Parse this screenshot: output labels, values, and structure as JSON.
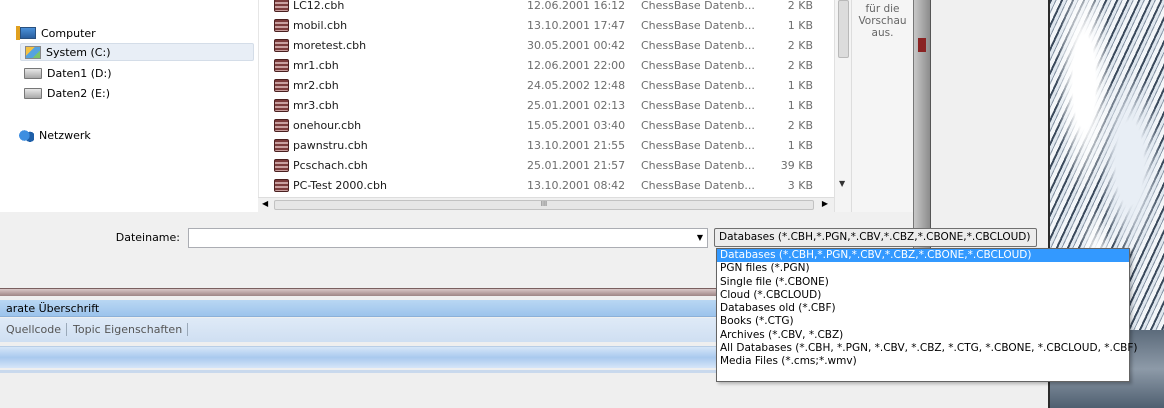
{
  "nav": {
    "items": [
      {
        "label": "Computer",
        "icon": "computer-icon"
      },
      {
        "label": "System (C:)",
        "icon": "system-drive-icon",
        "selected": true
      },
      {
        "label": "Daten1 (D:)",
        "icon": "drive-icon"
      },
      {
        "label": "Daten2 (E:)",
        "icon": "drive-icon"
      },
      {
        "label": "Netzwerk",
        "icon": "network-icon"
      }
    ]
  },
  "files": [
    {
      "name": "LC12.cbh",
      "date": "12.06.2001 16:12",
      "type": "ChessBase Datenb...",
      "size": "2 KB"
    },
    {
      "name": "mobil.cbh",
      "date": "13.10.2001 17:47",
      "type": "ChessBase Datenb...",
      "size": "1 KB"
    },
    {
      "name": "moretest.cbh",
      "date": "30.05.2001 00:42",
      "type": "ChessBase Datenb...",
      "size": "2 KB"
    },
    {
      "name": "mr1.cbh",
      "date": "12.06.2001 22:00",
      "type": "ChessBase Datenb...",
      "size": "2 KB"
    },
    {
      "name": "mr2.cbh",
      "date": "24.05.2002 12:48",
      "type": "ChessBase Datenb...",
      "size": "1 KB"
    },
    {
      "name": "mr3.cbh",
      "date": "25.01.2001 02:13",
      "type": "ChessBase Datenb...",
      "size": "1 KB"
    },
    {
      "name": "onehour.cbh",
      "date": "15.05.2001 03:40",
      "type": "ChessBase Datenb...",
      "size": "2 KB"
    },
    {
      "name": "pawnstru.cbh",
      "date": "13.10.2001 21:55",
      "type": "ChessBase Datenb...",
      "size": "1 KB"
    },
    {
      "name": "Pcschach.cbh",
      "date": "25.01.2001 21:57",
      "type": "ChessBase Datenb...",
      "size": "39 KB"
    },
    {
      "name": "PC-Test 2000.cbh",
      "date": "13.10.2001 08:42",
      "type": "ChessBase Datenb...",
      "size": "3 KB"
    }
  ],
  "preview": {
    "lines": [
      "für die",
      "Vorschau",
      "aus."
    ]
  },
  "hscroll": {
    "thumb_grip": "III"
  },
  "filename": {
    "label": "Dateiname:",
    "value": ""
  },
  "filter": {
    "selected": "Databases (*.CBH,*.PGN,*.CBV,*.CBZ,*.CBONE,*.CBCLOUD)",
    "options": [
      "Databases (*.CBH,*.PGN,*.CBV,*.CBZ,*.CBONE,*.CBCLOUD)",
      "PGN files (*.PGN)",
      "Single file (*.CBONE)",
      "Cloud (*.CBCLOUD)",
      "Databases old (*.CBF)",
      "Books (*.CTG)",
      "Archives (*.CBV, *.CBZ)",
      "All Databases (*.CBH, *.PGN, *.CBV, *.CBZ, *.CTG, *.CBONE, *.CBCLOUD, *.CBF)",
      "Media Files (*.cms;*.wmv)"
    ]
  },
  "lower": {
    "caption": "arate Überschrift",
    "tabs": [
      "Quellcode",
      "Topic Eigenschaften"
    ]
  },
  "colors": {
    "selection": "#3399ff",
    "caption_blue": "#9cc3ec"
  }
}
---*---
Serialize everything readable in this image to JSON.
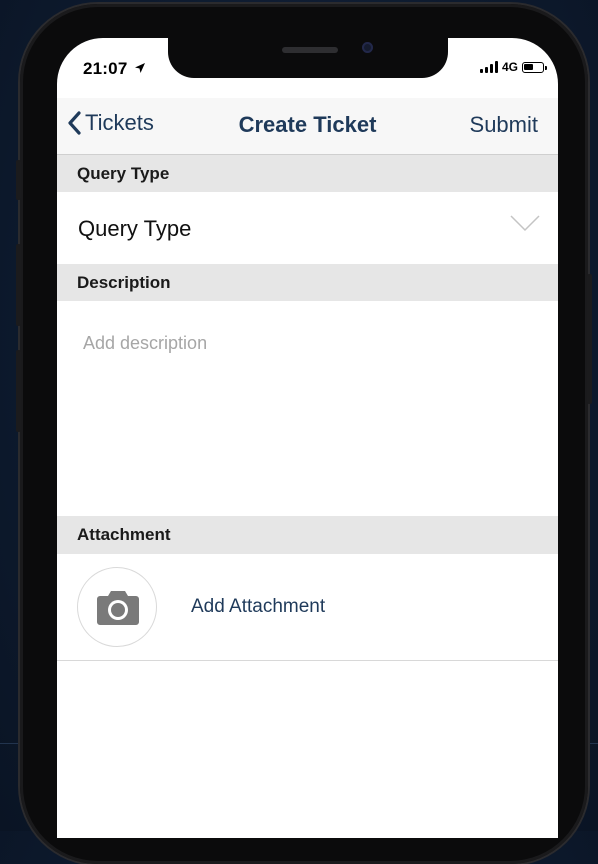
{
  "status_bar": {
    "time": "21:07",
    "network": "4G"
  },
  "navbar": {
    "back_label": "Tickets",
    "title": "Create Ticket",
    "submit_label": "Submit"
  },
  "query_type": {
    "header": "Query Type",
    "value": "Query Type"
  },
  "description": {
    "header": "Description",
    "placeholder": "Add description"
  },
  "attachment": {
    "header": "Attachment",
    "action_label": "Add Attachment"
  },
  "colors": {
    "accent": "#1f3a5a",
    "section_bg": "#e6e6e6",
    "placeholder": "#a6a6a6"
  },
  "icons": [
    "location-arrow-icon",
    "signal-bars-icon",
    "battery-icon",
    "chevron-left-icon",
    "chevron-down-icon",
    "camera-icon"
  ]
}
---*---
== GIVEN INSTRUCTION ==
List all lines in the material containing the string "chevron".

== COMPLETE RESPONSE ==
    "chevron-left-icon",
    "chevron-down-icon",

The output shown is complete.